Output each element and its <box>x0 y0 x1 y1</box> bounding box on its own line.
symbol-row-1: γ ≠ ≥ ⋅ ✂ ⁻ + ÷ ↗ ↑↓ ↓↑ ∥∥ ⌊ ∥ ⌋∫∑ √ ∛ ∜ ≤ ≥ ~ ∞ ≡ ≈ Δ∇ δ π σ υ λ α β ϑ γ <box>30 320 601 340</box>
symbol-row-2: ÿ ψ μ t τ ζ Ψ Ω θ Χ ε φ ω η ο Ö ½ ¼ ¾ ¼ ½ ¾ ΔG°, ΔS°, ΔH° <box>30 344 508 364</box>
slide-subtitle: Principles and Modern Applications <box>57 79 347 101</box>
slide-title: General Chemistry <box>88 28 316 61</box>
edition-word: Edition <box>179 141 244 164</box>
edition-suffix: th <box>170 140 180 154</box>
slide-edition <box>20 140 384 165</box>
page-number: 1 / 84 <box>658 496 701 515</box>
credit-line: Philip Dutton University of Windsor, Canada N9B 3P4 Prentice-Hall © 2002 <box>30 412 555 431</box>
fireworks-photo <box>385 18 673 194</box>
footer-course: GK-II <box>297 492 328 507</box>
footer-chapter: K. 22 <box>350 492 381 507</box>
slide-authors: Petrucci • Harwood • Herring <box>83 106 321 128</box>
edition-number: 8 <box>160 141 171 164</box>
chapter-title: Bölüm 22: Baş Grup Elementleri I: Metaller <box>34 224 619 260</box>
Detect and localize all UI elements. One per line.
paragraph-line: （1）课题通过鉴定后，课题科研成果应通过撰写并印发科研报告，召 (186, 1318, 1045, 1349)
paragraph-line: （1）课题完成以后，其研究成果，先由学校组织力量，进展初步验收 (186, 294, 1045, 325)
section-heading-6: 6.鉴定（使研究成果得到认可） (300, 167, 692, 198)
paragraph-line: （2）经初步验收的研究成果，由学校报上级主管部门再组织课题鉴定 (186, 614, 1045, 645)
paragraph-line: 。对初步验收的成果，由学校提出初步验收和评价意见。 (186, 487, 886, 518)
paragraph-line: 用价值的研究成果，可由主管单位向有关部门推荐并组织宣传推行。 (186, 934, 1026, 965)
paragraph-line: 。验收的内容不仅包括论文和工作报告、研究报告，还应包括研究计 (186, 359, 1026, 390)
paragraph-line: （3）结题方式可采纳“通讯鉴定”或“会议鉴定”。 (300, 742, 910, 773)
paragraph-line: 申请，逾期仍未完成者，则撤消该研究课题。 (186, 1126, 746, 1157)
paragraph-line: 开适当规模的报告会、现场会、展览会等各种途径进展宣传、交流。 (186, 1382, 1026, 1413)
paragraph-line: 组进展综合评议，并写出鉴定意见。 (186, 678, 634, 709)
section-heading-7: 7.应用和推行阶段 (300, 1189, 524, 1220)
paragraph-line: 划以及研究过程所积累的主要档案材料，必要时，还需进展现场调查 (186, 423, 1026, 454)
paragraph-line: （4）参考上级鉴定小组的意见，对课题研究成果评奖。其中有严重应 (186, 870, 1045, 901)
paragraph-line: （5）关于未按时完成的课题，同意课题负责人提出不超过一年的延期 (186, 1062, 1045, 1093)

:::::

* [Task to carry out] Rewrite every row above as a numbered list, omitting any blank lines.

* [Expected output]
1. Output each element and its <box>x0 y0 x1 y1</box> bounding box on its own line.
2. symbol-row-1: γ ≠ ≥ ⋅ ✂ ⁻ + ÷ ↗ ↑↓ ↓↑ ∥∥ ⌊ ∥ ⌋∫∑ √ ∛ ∜ ≤ ≥ ~ ∞ ≡ ≈ Δ∇ δ π σ υ λ α β ϑ γ <box>30 320 601 340</box>
3. symbol-row-2: ÿ ψ μ t τ ζ Ψ Ω θ Χ ε φ ω η ο Ö ½ ¼ ¾ ¼ ½ ¾ ΔG°, ΔS°, ΔH° <box>30 344 508 364</box>
4. slide-subtitle: Principles and Modern Applications <box>57 79 347 101</box>
5. slide-title: General Chemistry <box>88 28 316 61</box>
6. edition-word: Edition <box>179 141 244 164</box>
7. edition-suffix: th <box>170 140 180 154</box>
8. slide-edition <box>20 140 384 165</box>
9. page-number: 1 / 84 <box>658 496 701 515</box>
10. credit-line: Philip Dutton University of Windsor, Canada N9B 3P4 Prentice-Hall © 2002 <box>30 412 555 431</box>
11. fireworks-photo <box>385 18 673 194</box>
12. footer-course: GK-II <box>297 492 328 507</box>
13. footer-chapter: K. 22 <box>350 492 381 507</box>
14. slide-authors: Petrucci • Harwood • Herring <box>83 106 321 128</box>
15. edition-number: 8 <box>160 141 171 164</box>
16. chapter-title: Bölüm 22: Baş Grup Elementleri I: Metaller <box>34 224 619 260</box>
17. Detect and localize all UI elements. One per line.
18. paragraph-line: （1）课题通过鉴定后，课题科研成果应通过撰写并印发科研报告，召 (186, 1318, 1045, 1349)
19. paragraph-line: （1）课题完成以后，其研究成果，先由学校组织力量，进展初步验收 (186, 294, 1045, 325)
20. section-heading-6: 6.鉴定（使研究成果得到认可） (300, 167, 692, 198)
21. paragraph-line: （2）经初步验收的研究成果，由学校报上级主管部门再组织课题鉴定 (186, 614, 1045, 645)
22. paragraph-line: 。对初步验收的成果，由学校提出初步验收和评价意见。 (186, 487, 886, 518)
23. paragraph-line: 用价值的研究成果，可由主管单位向有关部门推荐并组织宣传推行。 (186, 934, 1026, 965)
24. paragraph-line: 。验收的内容不仅包括论文和工作报告、研究报告，还应包括研究计 (186, 359, 1026, 390)
25. paragraph-line: （3）结题方式可采纳“通讯鉴定”或“会议鉴定”。 (300, 742, 910, 773)
26. paragraph-line: 申请，逾期仍未完成者，则撤消该研究课题。 (186, 1126, 746, 1157)
27. paragraph-line: 开适当规模的报告会、现场会、展览会等各种途径进展宣传、交流。 (186, 1382, 1026, 1413)
28. paragraph-line: 组进展综合评议，并写出鉴定意见。 (186, 678, 634, 709)
29. section-heading-7: 7.应用和推行阶段 (300, 1189, 524, 1220)
30. paragraph-line: 划以及研究过程所积累的主要档案材料，必要时，还需进展现场调查 (186, 423, 1026, 454)
31. paragraph-line: （4）参考上级鉴定小组的意见，对课题研究成果评奖。其中有严重应 (186, 870, 1045, 901)
32. paragraph-line: （5）关于未按时完成的课题，同意课题负责人提出不超过一年的延期 (186, 1062, 1045, 1093)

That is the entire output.